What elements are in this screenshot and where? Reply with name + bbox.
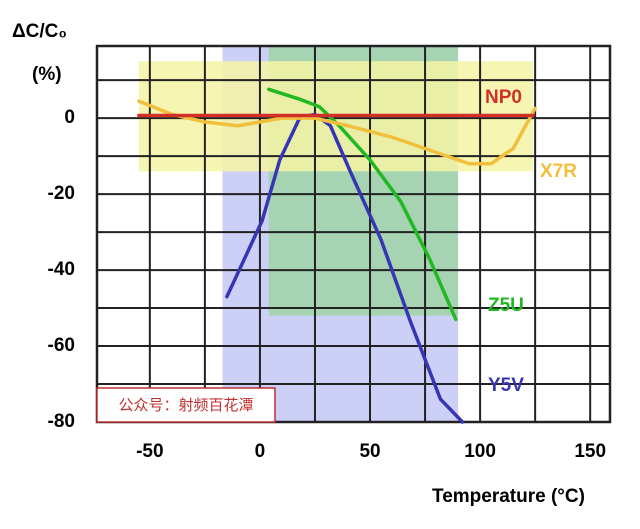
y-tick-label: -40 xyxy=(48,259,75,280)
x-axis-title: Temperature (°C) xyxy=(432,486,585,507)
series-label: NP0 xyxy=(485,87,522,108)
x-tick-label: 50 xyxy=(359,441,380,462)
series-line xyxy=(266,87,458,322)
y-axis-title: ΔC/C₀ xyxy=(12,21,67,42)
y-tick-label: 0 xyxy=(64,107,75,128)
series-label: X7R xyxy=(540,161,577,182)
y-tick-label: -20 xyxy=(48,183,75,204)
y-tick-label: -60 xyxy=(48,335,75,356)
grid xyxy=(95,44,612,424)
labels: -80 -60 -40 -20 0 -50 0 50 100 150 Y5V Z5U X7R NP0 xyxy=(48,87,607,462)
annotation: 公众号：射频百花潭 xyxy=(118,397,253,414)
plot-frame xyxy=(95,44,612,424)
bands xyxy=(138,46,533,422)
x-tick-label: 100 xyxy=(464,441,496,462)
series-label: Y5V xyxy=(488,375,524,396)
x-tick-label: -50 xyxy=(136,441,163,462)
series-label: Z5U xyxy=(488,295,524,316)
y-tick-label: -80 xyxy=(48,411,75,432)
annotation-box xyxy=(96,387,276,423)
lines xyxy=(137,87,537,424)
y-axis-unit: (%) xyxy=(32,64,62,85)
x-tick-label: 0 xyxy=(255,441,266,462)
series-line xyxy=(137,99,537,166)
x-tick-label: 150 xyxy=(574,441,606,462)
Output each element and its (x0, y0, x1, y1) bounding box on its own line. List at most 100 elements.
= = = = = = =
WHAT THE EXERCISE ASKS =
Can you put every line from the one containing "y-tick-label: -40 xyxy=(48,259,75,280)" through the final line above, both included, into a JSON list of strings with one string per line and blank lines left out?

EXERCISE RESPONSE =
[
  "y-tick-label: -40 xyxy=(48,259,75,280)",
  "x-axis-title: Temperature (°C) xyxy=(432,486,585,507)",
  "series-label: NP0 xyxy=(485,87,522,108)",
  "x-tick-label: 50 xyxy=(359,441,380,462)",
  "series-line xyxy=(266,87,458,322)",
  "y-axis-title: ΔC/C₀ xyxy=(12,21,67,42)",
  "y-tick-label: 0 xyxy=(64,107,75,128)",
  "series-label: X7R xyxy=(540,161,577,182)",
  "y-tick-label: -20 xyxy=(48,183,75,204)",
  "y-tick-label: -60 xyxy=(48,335,75,356)",
  "grid xyxy=(95,44,612,424)",
  "labels: -80 -60 -40 -20 0 -50 0 50 100 150 Y5V Z5U X7R NP0 xyxy=(48,87,607,462)",
  "annotation: 公众号：射频百花潭 xyxy=(118,397,253,414)",
  "plot-frame xyxy=(95,44,612,424)",
  "bands xyxy=(138,46,533,422)",
  "x-tick-label: 100 xyxy=(464,441,496,462)",
  "series-label: Y5V xyxy=(488,375,524,396)",
  "x-tick-label: -50 xyxy=(136,441,163,462)",
  "series-label: Z5U xyxy=(488,295,524,316)",
  "y-tick-label: -80 xyxy=(48,411,75,432)",
  "annotation-box xyxy=(96,387,276,423)",
  "lines xyxy=(137,87,537,424)",
  "y-axis-unit: (%) xyxy=(32,64,62,85)",
  "x-tick-label: 0 xyxy=(255,441,266,462)",
  "series-line xyxy=(137,99,537,166)",
  "x-tick-label: 150 xyxy=(574,441,606,462)",
  "Output each element and its (x0, y0, x1, y1) bounding box on its own line. List at most 100 elements."
]